**** Dataset entries

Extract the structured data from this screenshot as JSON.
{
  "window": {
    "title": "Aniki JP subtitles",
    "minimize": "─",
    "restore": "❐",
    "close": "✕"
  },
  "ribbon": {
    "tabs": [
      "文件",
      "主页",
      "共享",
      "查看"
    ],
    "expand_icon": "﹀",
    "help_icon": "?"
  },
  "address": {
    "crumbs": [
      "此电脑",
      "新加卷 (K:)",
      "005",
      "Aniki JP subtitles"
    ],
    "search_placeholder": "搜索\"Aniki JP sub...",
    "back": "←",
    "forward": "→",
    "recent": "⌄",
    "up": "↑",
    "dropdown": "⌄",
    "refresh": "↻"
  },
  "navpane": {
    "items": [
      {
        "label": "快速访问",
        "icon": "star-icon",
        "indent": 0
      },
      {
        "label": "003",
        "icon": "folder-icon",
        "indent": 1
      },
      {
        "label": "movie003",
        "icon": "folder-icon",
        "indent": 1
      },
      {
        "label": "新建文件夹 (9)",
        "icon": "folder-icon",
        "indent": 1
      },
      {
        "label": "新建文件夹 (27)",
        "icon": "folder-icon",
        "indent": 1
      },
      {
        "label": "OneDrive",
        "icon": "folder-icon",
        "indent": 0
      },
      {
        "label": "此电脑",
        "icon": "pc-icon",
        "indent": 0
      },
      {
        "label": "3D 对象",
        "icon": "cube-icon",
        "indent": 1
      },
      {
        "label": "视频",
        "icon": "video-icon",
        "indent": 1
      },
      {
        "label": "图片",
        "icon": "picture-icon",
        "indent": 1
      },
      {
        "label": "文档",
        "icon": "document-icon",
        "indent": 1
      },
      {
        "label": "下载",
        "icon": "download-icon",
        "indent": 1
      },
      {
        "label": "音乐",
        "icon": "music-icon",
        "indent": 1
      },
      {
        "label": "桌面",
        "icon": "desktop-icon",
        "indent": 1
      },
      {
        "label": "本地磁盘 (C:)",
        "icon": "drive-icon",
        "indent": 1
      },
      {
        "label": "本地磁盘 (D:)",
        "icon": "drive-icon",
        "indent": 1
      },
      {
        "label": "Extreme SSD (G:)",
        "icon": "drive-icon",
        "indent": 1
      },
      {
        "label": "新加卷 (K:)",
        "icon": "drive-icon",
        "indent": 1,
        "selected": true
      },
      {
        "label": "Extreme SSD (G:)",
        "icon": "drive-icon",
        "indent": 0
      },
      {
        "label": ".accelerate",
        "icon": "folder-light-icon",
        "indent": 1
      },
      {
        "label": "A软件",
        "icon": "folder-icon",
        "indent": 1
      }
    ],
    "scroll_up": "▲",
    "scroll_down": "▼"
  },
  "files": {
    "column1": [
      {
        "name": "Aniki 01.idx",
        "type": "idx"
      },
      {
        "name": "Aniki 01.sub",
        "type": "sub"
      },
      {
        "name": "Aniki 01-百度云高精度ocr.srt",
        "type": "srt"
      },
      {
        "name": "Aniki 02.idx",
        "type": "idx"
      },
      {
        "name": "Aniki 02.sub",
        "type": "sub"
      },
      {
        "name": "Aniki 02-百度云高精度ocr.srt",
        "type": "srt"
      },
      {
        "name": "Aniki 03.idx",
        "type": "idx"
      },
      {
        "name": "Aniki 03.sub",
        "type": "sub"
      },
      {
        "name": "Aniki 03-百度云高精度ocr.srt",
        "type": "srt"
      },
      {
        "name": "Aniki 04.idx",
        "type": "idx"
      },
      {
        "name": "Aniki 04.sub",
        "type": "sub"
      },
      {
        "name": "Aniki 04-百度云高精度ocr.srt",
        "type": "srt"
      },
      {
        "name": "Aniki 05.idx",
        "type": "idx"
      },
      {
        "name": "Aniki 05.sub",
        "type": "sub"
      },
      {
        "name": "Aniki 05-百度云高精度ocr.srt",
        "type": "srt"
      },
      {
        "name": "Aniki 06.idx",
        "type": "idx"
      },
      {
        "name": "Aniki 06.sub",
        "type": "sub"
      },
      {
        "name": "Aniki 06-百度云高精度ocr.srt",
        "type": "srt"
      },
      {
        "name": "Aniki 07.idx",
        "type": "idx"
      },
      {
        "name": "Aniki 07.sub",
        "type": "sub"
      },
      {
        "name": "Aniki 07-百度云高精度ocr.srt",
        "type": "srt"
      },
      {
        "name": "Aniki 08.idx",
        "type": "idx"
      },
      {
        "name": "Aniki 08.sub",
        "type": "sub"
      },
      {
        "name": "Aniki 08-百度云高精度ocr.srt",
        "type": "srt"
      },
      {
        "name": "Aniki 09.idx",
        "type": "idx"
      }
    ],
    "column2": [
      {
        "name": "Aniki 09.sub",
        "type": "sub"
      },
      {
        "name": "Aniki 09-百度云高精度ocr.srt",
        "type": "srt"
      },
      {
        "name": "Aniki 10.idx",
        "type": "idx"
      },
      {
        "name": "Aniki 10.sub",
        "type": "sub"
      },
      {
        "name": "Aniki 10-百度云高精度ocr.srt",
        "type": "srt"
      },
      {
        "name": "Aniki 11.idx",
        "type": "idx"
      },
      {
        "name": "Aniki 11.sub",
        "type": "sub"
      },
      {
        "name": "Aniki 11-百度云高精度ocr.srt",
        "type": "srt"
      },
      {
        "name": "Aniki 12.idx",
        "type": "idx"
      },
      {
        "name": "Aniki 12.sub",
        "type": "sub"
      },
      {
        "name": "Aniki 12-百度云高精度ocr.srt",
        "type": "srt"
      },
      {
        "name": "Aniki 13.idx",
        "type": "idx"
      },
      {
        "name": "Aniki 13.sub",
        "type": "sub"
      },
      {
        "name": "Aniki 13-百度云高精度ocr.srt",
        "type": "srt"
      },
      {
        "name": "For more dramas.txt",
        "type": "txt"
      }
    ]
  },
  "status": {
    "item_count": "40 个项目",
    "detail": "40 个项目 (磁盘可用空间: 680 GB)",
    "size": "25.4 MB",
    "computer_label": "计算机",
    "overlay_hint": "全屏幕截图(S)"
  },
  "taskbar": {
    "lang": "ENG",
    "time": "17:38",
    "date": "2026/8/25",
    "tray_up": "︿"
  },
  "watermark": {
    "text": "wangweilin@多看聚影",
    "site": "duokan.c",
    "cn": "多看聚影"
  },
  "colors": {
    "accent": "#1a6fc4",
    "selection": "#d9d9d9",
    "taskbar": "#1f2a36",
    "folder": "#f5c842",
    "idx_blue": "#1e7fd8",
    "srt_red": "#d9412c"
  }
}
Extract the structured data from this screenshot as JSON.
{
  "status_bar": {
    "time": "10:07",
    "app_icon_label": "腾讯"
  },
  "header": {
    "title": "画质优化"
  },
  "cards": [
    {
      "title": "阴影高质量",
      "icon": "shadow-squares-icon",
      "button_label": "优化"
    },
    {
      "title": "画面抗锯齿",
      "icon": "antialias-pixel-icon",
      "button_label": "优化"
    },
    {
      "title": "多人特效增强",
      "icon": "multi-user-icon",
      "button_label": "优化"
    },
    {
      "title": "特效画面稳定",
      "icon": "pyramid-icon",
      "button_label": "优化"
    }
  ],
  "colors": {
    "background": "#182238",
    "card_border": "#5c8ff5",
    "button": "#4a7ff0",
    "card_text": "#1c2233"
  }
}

********

Written problem -
Copy all lines of the material above where the string "subtitles" occurs.

Result of this task -
    "title": "Aniki JP subtitles",
      "Aniki JP subtitles"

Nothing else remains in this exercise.